> **Task brief**
Isolate every line in the data with the string "path" and copy it.

> **Figure data in JSON**
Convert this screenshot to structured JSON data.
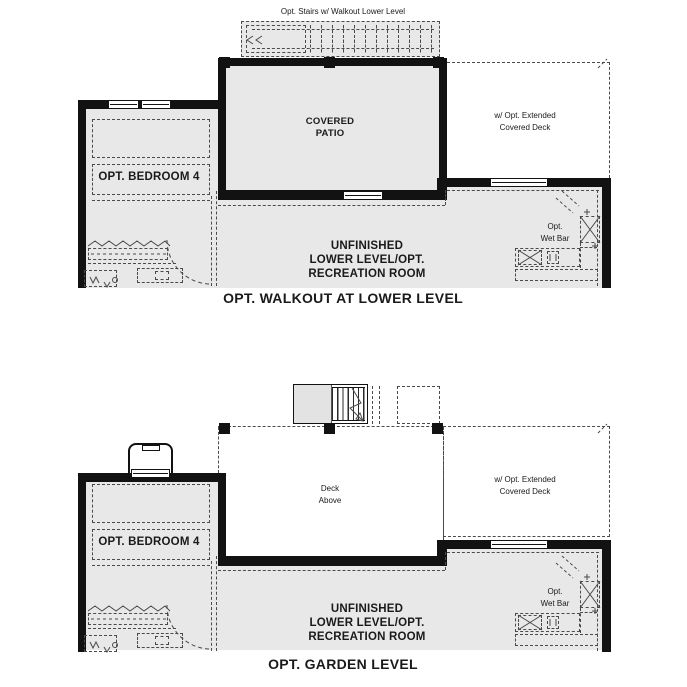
{
  "colors": {
    "fill": "#e8e8e8",
    "wall": "#121212",
    "line": "#4a4a4a"
  },
  "plan_walkout": {
    "stairs_label": "Opt. Stairs w/ Walkout Lower Level",
    "covered_patio": "COVERED\nPATIO",
    "extended_deck": "w/ Opt. Extended\nCovered Deck",
    "bedroom": "OPT. BEDROOM 4",
    "wet_bar": "Opt.\nWet Bar",
    "recreation": "UNFINISHED\nLOWER LEVEL/OPT.\nRECREATION ROOM",
    "caption": "OPT. WALKOUT AT LOWER LEVEL"
  },
  "plan_garden": {
    "deck_above": "Deck\nAbove",
    "extended_deck": "w/ Opt. Extended\nCovered Deck",
    "bedroom": "OPT. BEDROOM 4",
    "wet_bar": "Opt.\nWet Bar",
    "recreation": "UNFINISHED\nLOWER LEVEL/OPT.\nRECREATION ROOM",
    "caption": "OPT. GARDEN LEVEL"
  }
}
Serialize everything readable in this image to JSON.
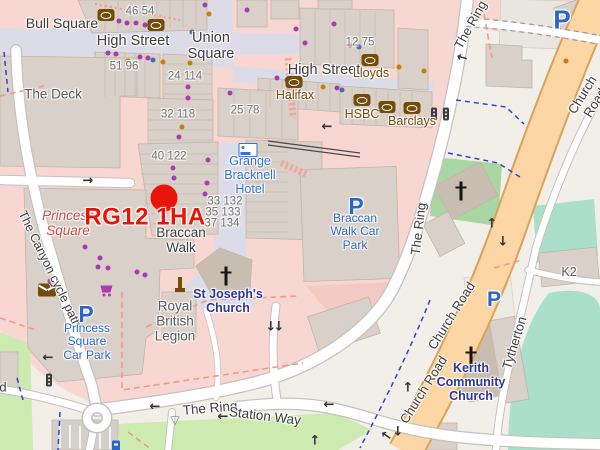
{
  "colors": {
    "land": "#f2efe9",
    "retail": "#f8d7d3",
    "retail_dark": "#f3c9c4",
    "building": "#d9d0c9",
    "building_stroke": "#c2b5a6",
    "church_building": "#c9bdb1",
    "ped": "#dcdce8",
    "road_casing": "#c4c2bf",
    "road_fill": "#ffffff",
    "primary": "#fcd6a4",
    "primary_casing": "#d9a35c",
    "grass": "#cdebb0",
    "pitch": "#aae0cb",
    "church_green": "#a8d5a1",
    "parking_lot": "#ebeae4",
    "plaza": "#e9e6df",
    "street_text": "#3d3d3d",
    "building_name_text": "#5a5a5a",
    "number_text": "#707070",
    "amenity_brown": "#734a08",
    "parking_blue": "#2a66c8",
    "hotel_blue": "#3272d9",
    "church_navy": "#2d3596",
    "retail_red": "#cf4a42",
    "marker_red": "#e91408",
    "poi_purple": "#a83cb0",
    "poi_orange": "#c87e0a",
    "poi_blue": "#4a6da8",
    "dashed_red": "#f29a8e",
    "steps_pink": "#f0a89e",
    "dashed_blue": "#3140d8",
    "arrow_dark": "#333333",
    "cross_black": "#151515",
    "traffic_light": "#3c3c3c",
    "giveway_gray": "#8a8a8a",
    "wall": "#4a4a4a"
  },
  "labels": [
    {
      "n": "street-label-bull-square",
      "t": "Bull Square",
      "x": 62,
      "y": 24,
      "c": "street",
      "s": 14
    },
    {
      "n": "street-label-high-street-west",
      "t": "High Street",
      "x": 133,
      "y": 41,
      "c": "street",
      "s": 14.5
    },
    {
      "n": "street-label-union-square",
      "t": "Union\nSquare",
      "x": 211,
      "y": 46,
      "c": "street",
      "s": 14.5
    },
    {
      "n": "street-label-high-street-east",
      "t": "High Street",
      "x": 324,
      "y": 70,
      "c": "street",
      "s": 14.5
    },
    {
      "n": "street-label-braccan-walk",
      "t": "Braccan\nWalk",
      "x": 181,
      "y": 240,
      "c": "street",
      "s": 13.5
    },
    {
      "n": "street-label-the-ring-north",
      "t": "The Ring",
      "x": 471,
      "y": 25,
      "c": "street",
      "s": 13,
      "r": -61
    },
    {
      "n": "street-label-the-ring-mid",
      "t": "The Ring",
      "x": 419,
      "y": 229,
      "c": "street",
      "s": 13,
      "r": -83
    },
    {
      "n": "street-label-the-ring-south",
      "t": "The Ring",
      "x": 210,
      "y": 408,
      "c": "street",
      "s": 13.5,
      "r": -5
    },
    {
      "n": "street-label-station-way",
      "t": "Station Way",
      "x": 265,
      "y": 416,
      "c": "street",
      "s": 13.5,
      "r": 7
    },
    {
      "n": "street-label-church-road-north",
      "t": "Church Road",
      "x": 589,
      "y": 99,
      "c": "street",
      "s": 13,
      "r": -58
    },
    {
      "n": "street-label-church-road-mid",
      "t": "Church Road",
      "x": 452,
      "y": 316,
      "c": "street",
      "s": 13,
      "r": -58
    },
    {
      "n": "street-label-church-road-south",
      "t": "Church Road",
      "x": 424,
      "y": 390,
      "c": "street",
      "s": 13,
      "r": -58
    },
    {
      "n": "street-label-canyon-cycle-path",
      "t": "The Canyon cycle path",
      "x": 50,
      "y": 269,
      "c": "street",
      "s": 12.5,
      "r": 64
    },
    {
      "n": "street-label-tytherton",
      "t": "Tytherton",
      "x": 515,
      "y": 343,
      "c": "street",
      "s": 13,
      "r": -73
    },
    {
      "n": "street-label-partial-d",
      "t": "d",
      "x": 3,
      "y": 388,
      "c": "street",
      "s": 13
    },
    {
      "n": "building-label-the-deck",
      "t": "The Deck",
      "x": 53,
      "y": 94,
      "c": "bname",
      "s": 13.5
    },
    {
      "n": "building-label-royal-british-legion",
      "t": "Royal\nBritish\nLegion",
      "x": 175,
      "y": 321,
      "c": "bname",
      "s": 13.5
    },
    {
      "n": "building-label-k2",
      "t": "K2",
      "x": 569,
      "y": 272,
      "c": "bname",
      "s": 12.5
    },
    {
      "n": "housenumber-46-54",
      "t": "46 54",
      "x": 140,
      "y": 12,
      "c": "num",
      "s": 11.5
    },
    {
      "n": "housenumber-51-96",
      "t": "51 96",
      "x": 124,
      "y": 67,
      "c": "num",
      "s": 11.5
    },
    {
      "n": "housenumber-24-114",
      "t": "24 114",
      "x": 185,
      "y": 77,
      "c": "num",
      "s": 11.5
    },
    {
      "n": "housenumber-32-118",
      "t": "32 118",
      "x": 178,
      "y": 115,
      "c": "num",
      "s": 11.5
    },
    {
      "n": "housenumber-12-75",
      "t": "12 75",
      "x": 360,
      "y": 43,
      "c": "num",
      "s": 11.5
    },
    {
      "n": "housenumber-25-78",
      "t": "25 78",
      "x": 245,
      "y": 111,
      "c": "num",
      "s": 11.5
    },
    {
      "n": "housenumber-40-122",
      "t": "40 122",
      "x": 169,
      "y": 157,
      "c": "num",
      "s": 11.5
    },
    {
      "n": "housenumber-33-132",
      "t": "33 132",
      "x": 225,
      "y": 202,
      "c": "num",
      "s": 11.5
    },
    {
      "n": "housenumber-35-133",
      "t": "35 133",
      "x": 223,
      "y": 213,
      "c": "num",
      "s": 11.5
    },
    {
      "n": "housenumber-37-134",
      "t": "37 134",
      "x": 222,
      "y": 224,
      "c": "num",
      "s": 11.5
    },
    {
      "n": "retail-label-princess-square",
      "t": "Princess\nSquare",
      "x": 68,
      "y": 223,
      "c": "retaill",
      "s": 13.5
    },
    {
      "n": "hotel-label-grange-bracknell",
      "t": "Grange\nBracknell\nHotel",
      "x": 250,
      "y": 175,
      "c": "hotell",
      "s": 12.5
    },
    {
      "n": "church-label-st-josephs",
      "t": "St Joseph's\nChurch",
      "x": 228,
      "y": 301,
      "c": "churchl",
      "s": 12.5
    },
    {
      "n": "church-label-kerith",
      "t": "Kerith\nCommunity\nChurch",
      "x": 471,
      "y": 382,
      "c": "churchl",
      "s": 12.5
    },
    {
      "n": "parking-label-braccan-walk",
      "t": "Braccan\nWalk Car\nPark",
      "x": 355,
      "y": 232,
      "c": "ptext",
      "s": 12
    },
    {
      "n": "parking-label-princess-square",
      "t": "Princess\nSquare\nCar Park",
      "x": 87,
      "y": 342,
      "c": "ptext",
      "s": 12
    },
    {
      "n": "parking-p-braccan",
      "t": "P",
      "x": 356,
      "y": 207,
      "c": "pletter",
      "s": 23
    },
    {
      "n": "parking-p-princess",
      "t": "P",
      "x": 86,
      "y": 315,
      "c": "pletter",
      "s": 23
    },
    {
      "n": "parking-p-northeast",
      "t": "P",
      "x": 562,
      "y": 20,
      "c": "pletter",
      "s": 26
    },
    {
      "n": "parking-p-east",
      "t": "P",
      "x": 494,
      "y": 300,
      "c": "pletter",
      "s": 21
    },
    {
      "n": "bank-label-lloyds",
      "t": "Lloyds",
      "x": 371,
      "y": 73,
      "c": "bankl",
      "s": 12.5
    },
    {
      "n": "bank-label-halifax",
      "t": "Halifax",
      "x": 295,
      "y": 95,
      "c": "bankl",
      "s": 12.5
    },
    {
      "n": "bank-label-hsbc",
      "t": "HSBC",
      "x": 362,
      "y": 114,
      "c": "bankl",
      "s": 12.5
    },
    {
      "n": "bank-label-barclays",
      "t": "Barclays",
      "x": 412,
      "y": 121,
      "c": "bankl",
      "s": 12.5
    },
    {
      "n": "postcode-label",
      "t": "RG12 1HA",
      "x": 145,
      "y": 218,
      "c": "postcode",
      "s": 24
    }
  ],
  "icons": [
    {
      "t": "bank",
      "n": "bank-icon",
      "x": 106,
      "y": 15
    },
    {
      "t": "bank",
      "n": "bank-icon",
      "x": 156,
      "y": 25
    },
    {
      "t": "bank",
      "n": "bank-icon",
      "x": 370,
      "y": 60
    },
    {
      "t": "bank",
      "n": "bank-icon",
      "x": 294,
      "y": 82
    },
    {
      "t": "bank",
      "n": "bank-icon",
      "x": 362,
      "y": 100
    },
    {
      "t": "bank",
      "n": "bank-icon",
      "x": 387,
      "y": 107
    },
    {
      "t": "bank",
      "n": "bank-icon",
      "x": 412,
      "y": 108
    },
    {
      "t": "hotel",
      "n": "hotel-icon",
      "x": 248,
      "y": 150
    },
    {
      "t": "post",
      "n": "post-office-icon",
      "x": 47,
      "y": 290
    },
    {
      "t": "cart",
      "n": "supermarket-icon",
      "x": 107,
      "y": 290
    },
    {
      "t": "memorial",
      "n": "memorial-icon",
      "x": 180,
      "y": 285
    },
    {
      "t": "cross",
      "n": "church-cross-icon",
      "x": 226,
      "y": 276
    },
    {
      "t": "cross",
      "n": "church-cross-icon",
      "x": 461,
      "y": 191
    },
    {
      "t": "cross",
      "n": "church-cross-icon",
      "x": 471,
      "y": 356
    },
    {
      "t": "tlight",
      "n": "traffic-light-icon",
      "x": 434,
      "y": 114
    },
    {
      "t": "tlight",
      "n": "traffic-light-icon",
      "x": 446,
      "y": 114
    },
    {
      "t": "tlight",
      "n": "traffic-light-icon",
      "x": 49,
      "y": 380
    },
    {
      "t": "pmeter",
      "n": "parking-meter-icon",
      "x": 116,
      "y": 446
    },
    {
      "t": "marker",
      "n": "postcode-marker-dot",
      "x": 164,
      "y": 198
    },
    {
      "t": "glyph",
      "n": "give-way-icon",
      "x": 175,
      "y": 420,
      "g": "▽"
    },
    {
      "t": "arrow",
      "n": "oneway-arrow-icon",
      "x": 88,
      "y": 181,
      "g": "→"
    },
    {
      "t": "arrow",
      "n": "oneway-arrow-icon",
      "x": 327,
      "y": 127,
      "g": "←"
    },
    {
      "t": "arrow",
      "n": "oneway-arrow-icon",
      "x": 48,
      "y": 358,
      "g": "←"
    },
    {
      "t": "arrow",
      "n": "oneway-arrow-icon",
      "x": 155,
      "y": 407,
      "g": "←"
    },
    {
      "t": "arrow",
      "n": "oneway-arrow-icon",
      "x": 223,
      "y": 417,
      "g": "←"
    },
    {
      "t": "arrow",
      "n": "oneway-arrow-icon",
      "x": 329,
      "y": 405,
      "g": "←"
    },
    {
      "t": "arrow",
      "n": "oneway-arrow-icon",
      "x": 315,
      "y": 441,
      "g": "↑"
    },
    {
      "t": "arrow",
      "n": "oneway-arrow-icon",
      "x": 271,
      "y": 327,
      "g": "↓"
    },
    {
      "t": "arrow",
      "n": "oneway-arrow-icon",
      "x": 279,
      "y": 327,
      "g": "↓"
    },
    {
      "t": "arrow",
      "n": "oneway-arrow-icon",
      "x": 492,
      "y": 224,
      "g": "↑"
    },
    {
      "t": "arrow",
      "n": "oneway-arrow-icon",
      "x": 503,
      "y": 242,
      "g": "↓"
    },
    {
      "t": "arrow",
      "n": "oneway-arrow-icon",
      "x": 408,
      "y": 388,
      "g": "↑"
    },
    {
      "t": "arrow",
      "n": "oneway-arrow-icon",
      "x": 398,
      "y": 432,
      "g": "↓"
    },
    {
      "t": "arrow",
      "n": "oneway-arrow-icon",
      "x": 386,
      "y": 436,
      "g": "←",
      "r": 35
    },
    {
      "t": "arrow",
      "n": "oneway-arrow-icon",
      "x": 462,
      "y": 58,
      "g": "←",
      "r": 15
    },
    {
      "t": "arrow",
      "n": "oneway-arrow-icon",
      "x": 423,
      "y": 205,
      "g": "←",
      "r": -10
    }
  ],
  "dots": [
    {
      "x": 119,
      "y": 21,
      "c": "dp"
    },
    {
      "x": 127,
      "y": 23,
      "c": "dp"
    },
    {
      "x": 136,
      "y": 23,
      "c": "dp"
    },
    {
      "x": 145,
      "y": 25,
      "c": "dp"
    },
    {
      "x": 205,
      "y": 5,
      "c": "dp"
    },
    {
      "x": 247,
      "y": 10,
      "c": "dp"
    },
    {
      "x": 296,
      "y": 29,
      "c": "dp"
    },
    {
      "x": 334,
      "y": 24,
      "c": "dp"
    },
    {
      "x": 108,
      "y": 53,
      "c": "dp"
    },
    {
      "x": 116,
      "y": 54,
      "c": "dp"
    },
    {
      "x": 140,
      "y": 57,
      "c": "dp"
    },
    {
      "x": 148,
      "y": 58,
      "c": "dp"
    },
    {
      "x": 305,
      "y": 43,
      "c": "dp"
    },
    {
      "x": 350,
      "y": 45,
      "c": "dp"
    },
    {
      "x": 188,
      "y": 87,
      "c": "dp"
    },
    {
      "x": 188,
      "y": 98,
      "c": "dp"
    },
    {
      "x": 179,
      "y": 137,
      "c": "dp"
    },
    {
      "x": 230,
      "y": 93,
      "c": "dp"
    },
    {
      "x": 277,
      "y": 78,
      "c": "dp"
    },
    {
      "x": 337,
      "y": 88,
      "c": "dp"
    },
    {
      "x": 208,
      "y": 160,
      "c": "dp"
    },
    {
      "x": 207,
      "y": 183,
      "c": "dp"
    },
    {
      "x": 205,
      "y": 194,
      "c": "dp"
    },
    {
      "x": 201,
      "y": 218,
      "c": "dp"
    },
    {
      "x": 173,
      "y": 168,
      "c": "dp"
    },
    {
      "x": 174,
      "y": 178,
      "c": "dp"
    },
    {
      "x": 85,
      "y": 247,
      "c": "dp"
    },
    {
      "x": 100,
      "y": 258,
      "c": "dp"
    },
    {
      "x": 98,
      "y": 267,
      "c": "dp"
    },
    {
      "x": 108,
      "y": 268,
      "c": "dp"
    },
    {
      "x": 137,
      "y": 272,
      "c": "dp"
    },
    {
      "x": 145,
      "y": 275,
      "c": "dp"
    },
    {
      "x": 50,
      "y": 281,
      "c": "dp"
    },
    {
      "x": 209,
      "y": 14,
      "c": "do"
    },
    {
      "x": 128,
      "y": 61,
      "c": "do"
    },
    {
      "x": 163,
      "y": 62,
      "c": "do"
    },
    {
      "x": 190,
      "y": 63,
      "c": "do"
    },
    {
      "x": 399,
      "y": 67,
      "c": "do"
    },
    {
      "x": 424,
      "y": 71,
      "c": "do"
    },
    {
      "x": 182,
      "y": 127,
      "c": "do"
    },
    {
      "x": 566,
      "y": 61,
      "c": "do"
    },
    {
      "x": 323,
      "y": 87,
      "c": "do"
    },
    {
      "x": 192,
      "y": 32,
      "c": "db"
    },
    {
      "x": 153,
      "y": 60,
      "c": "db"
    },
    {
      "x": 287,
      "y": 80,
      "c": "db"
    },
    {
      "x": 342,
      "y": 90,
      "c": "db"
    },
    {
      "x": 359,
      "y": 47,
      "c": "db"
    }
  ]
}
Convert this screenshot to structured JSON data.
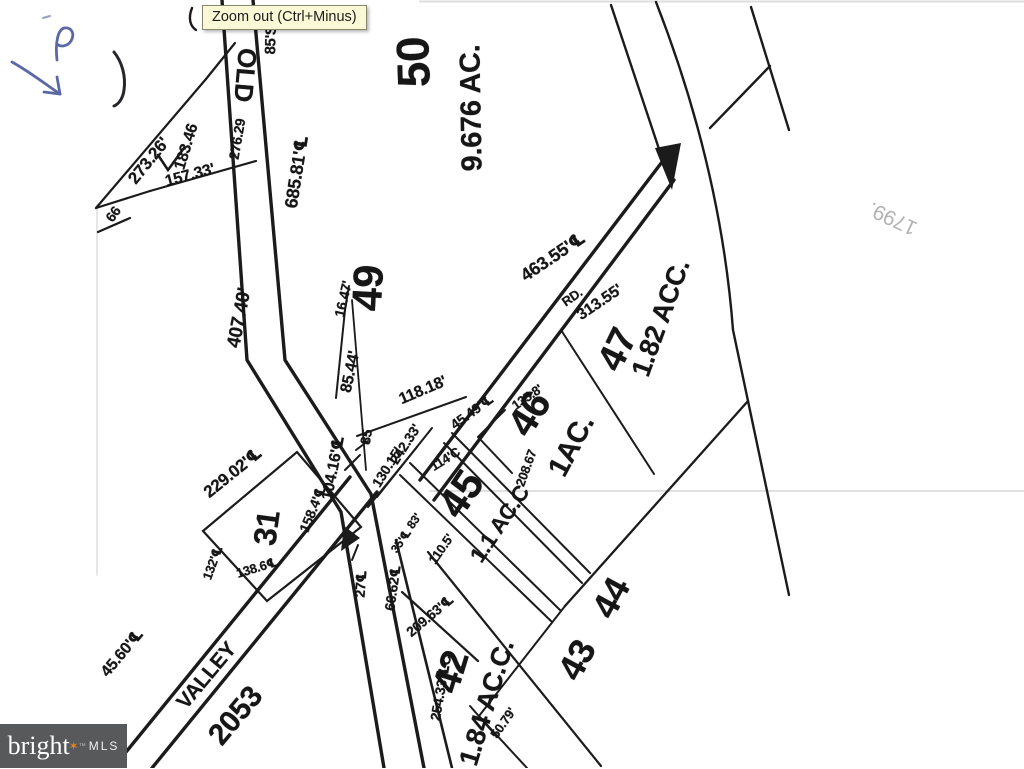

> **Output for this exercise**
      "n": "street-label-canyon-cycle-path",
      "t": "The Canyon cycle path",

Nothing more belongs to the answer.